* Work required
All of the listing below must be repeated word for word. Pictures are the only thing to omit.

[Dataset records start]

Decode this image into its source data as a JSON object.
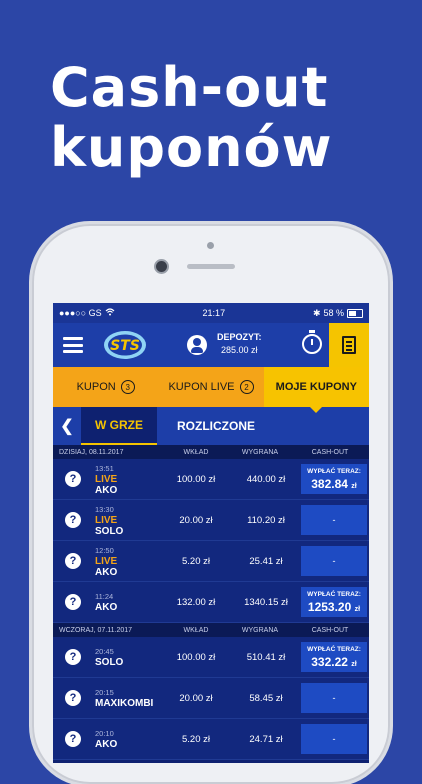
{
  "headline": {
    "line1": "Cash-out",
    "line2": "kuponów"
  },
  "statusbar": {
    "carrier": "●●●○○ GS",
    "wifi": "wifi-icon",
    "time": "21:17",
    "bluetooth": "✱",
    "battery": "58 %"
  },
  "appbar": {
    "deposit_label": "DEPOZYT:",
    "deposit_value": "285.00 zł"
  },
  "tabs": [
    {
      "label": "KUPON",
      "count": "3"
    },
    {
      "label": "KUPON LIVE",
      "count": "2"
    },
    {
      "label": "MOJE KUPONY"
    }
  ],
  "subtabs": {
    "active": "W GRZE",
    "other": "ROZLICZONE"
  },
  "sections": [
    {
      "date": "DZISIAJ, 08.11.2017",
      "col_stake": "WKŁAD",
      "col_win": "WYGRANA",
      "col_cashout": "CASH-OUT",
      "rows": [
        {
          "time": "13:51",
          "live": "LIVE",
          "type": "AKO",
          "stake": "100.00 zł",
          "win": "440.00 zł",
          "co_label": "WYPŁAĆ TERAZ:",
          "co_amount": "382.84",
          "co_unit": "zł",
          "dash": ""
        },
        {
          "time": "13:30",
          "live": "LIVE",
          "type": "SOLO",
          "stake": "20.00 zł",
          "win": "110.20 zł",
          "co_label": "",
          "co_amount": "",
          "co_unit": "",
          "dash": "-"
        },
        {
          "time": "12:50",
          "live": "LIVE",
          "type": "AKO",
          "stake": "5.20 zł",
          "win": "25.41 zł",
          "co_label": "",
          "co_amount": "",
          "co_unit": "",
          "dash": "-"
        },
        {
          "time": "11:24",
          "live": "",
          "type": "AKO",
          "stake": "132.00 zł",
          "win": "1340.15 zł",
          "co_label": "WYPŁAĆ TERAZ:",
          "co_amount": "1253.20",
          "co_unit": "zł",
          "dash": ""
        }
      ]
    },
    {
      "date": "WCZORAJ, 07.11.2017",
      "col_stake": "WKŁAD",
      "col_win": "WYGRANA",
      "col_cashout": "CASH-OUT",
      "rows": [
        {
          "time": "20:45",
          "live": "",
          "type": "SOLO",
          "stake": "100.00 zł",
          "win": "510.41 zł",
          "co_label": "WYPŁAĆ TERAZ:",
          "co_amount": "332.22",
          "co_unit": "zł",
          "dash": ""
        },
        {
          "time": "20:15",
          "live": "",
          "type": "MAXIKOMBI",
          "stake": "20.00 zł",
          "win": "58.45 zł",
          "co_label": "",
          "co_amount": "",
          "co_unit": "",
          "dash": "-"
        },
        {
          "time": "20:10",
          "live": "",
          "type": "AKO",
          "stake": "5.20 zł",
          "win": "24.71 zł",
          "co_label": "",
          "co_amount": "",
          "co_unit": "",
          "dash": "-"
        }
      ]
    }
  ],
  "colors": {
    "background": "#2c46a6",
    "accent": "#f5c400",
    "tab_orange": "#f4a418",
    "live": "#f4a418"
  }
}
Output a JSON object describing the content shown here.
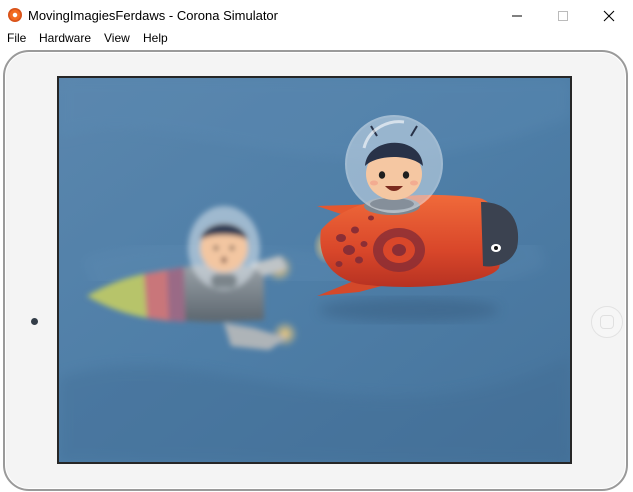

[Dataset records end]

* The result
Decode this image into its source data as a JSON object.
{
  "headline": {
    "line1": "Cash-out",
    "line2": "kuponów"
  },
  "statusbar": {
    "carrier": "●●●○○ GS",
    "wifi": "wifi-icon",
    "time": "21:17",
    "bluetooth": "✱",
    "battery": "58 %"
  },
  "appbar": {
    "deposit_label": "DEPOZYT:",
    "deposit_value": "285.00 zł"
  },
  "tabs": [
    {
      "label": "KUPON",
      "count": "3"
    },
    {
      "label": "KUPON LIVE",
      "count": "2"
    },
    {
      "label": "MOJE KUPONY"
    }
  ],
  "subtabs": {
    "active": "W GRZE",
    "other": "ROZLICZONE"
  },
  "sections": [
    {
      "date": "DZISIAJ, 08.11.2017",
      "col_stake": "WKŁAD",
      "col_win": "WYGRANA",
      "col_cashout": "CASH-OUT",
      "rows": [
        {
          "time": "13:51",
          "live": "LIVE",
          "type": "AKO",
          "stake": "100.00 zł",
          "win": "440.00 zł",
          "co_label": "WYPŁAĆ TERAZ:",
          "co_amount": "382.84",
          "co_unit": "zł",
          "dash": ""
        },
        {
          "time": "13:30",
          "live": "LIVE",
          "type": "SOLO",
          "stake": "20.00 zł",
          "win": "110.20 zł",
          "co_label": "",
          "co_amount": "",
          "co_unit": "",
          "dash": "-"
        },
        {
          "time": "12:50",
          "live": "LIVE",
          "type": "AKO",
          "stake": "5.20 zł",
          "win": "25.41 zł",
          "co_label": "",
          "co_amount": "",
          "co_unit": "",
          "dash": "-"
        },
        {
          "time": "11:24",
          "live": "",
          "type": "AKO",
          "stake": "132.00 zł",
          "win": "1340.15 zł",
          "co_label": "WYPŁAĆ TERAZ:",
          "co_amount": "1253.20",
          "co_unit": "zł",
          "dash": ""
        }
      ]
    },
    {
      "date": "WCZORAJ, 07.11.2017",
      "col_stake": "WKŁAD",
      "col_win": "WYGRANA",
      "col_cashout": "CASH-OUT",
      "rows": [
        {
          "time": "20:45",
          "live": "",
          "type": "SOLO",
          "stake": "100.00 zł",
          "win": "510.41 zł",
          "co_label": "WYPŁAĆ TERAZ:",
          "co_amount": "332.22",
          "co_unit": "zł",
          "dash": ""
        },
        {
          "time": "20:15",
          "live": "",
          "type": "MAXIKOMBI",
          "stake": "20.00 zł",
          "win": "58.45 zł",
          "co_label": "",
          "co_amount": "",
          "co_unit": "",
          "dash": "-"
        },
        {
          "time": "20:10",
          "live": "",
          "type": "AKO",
          "stake": "5.20 zł",
          "win": "24.71 zł",
          "co_label": "",
          "co_amount": "",
          "co_unit": "",
          "dash": "-"
        }
      ]
    }
  ],
  "colors": {
    "background": "#2c46a6",
    "accent": "#f5c400",
    "tab_orange": "#f4a418",
    "live": "#f4a418"
  }
}
Output a JSON object describing the content shown here.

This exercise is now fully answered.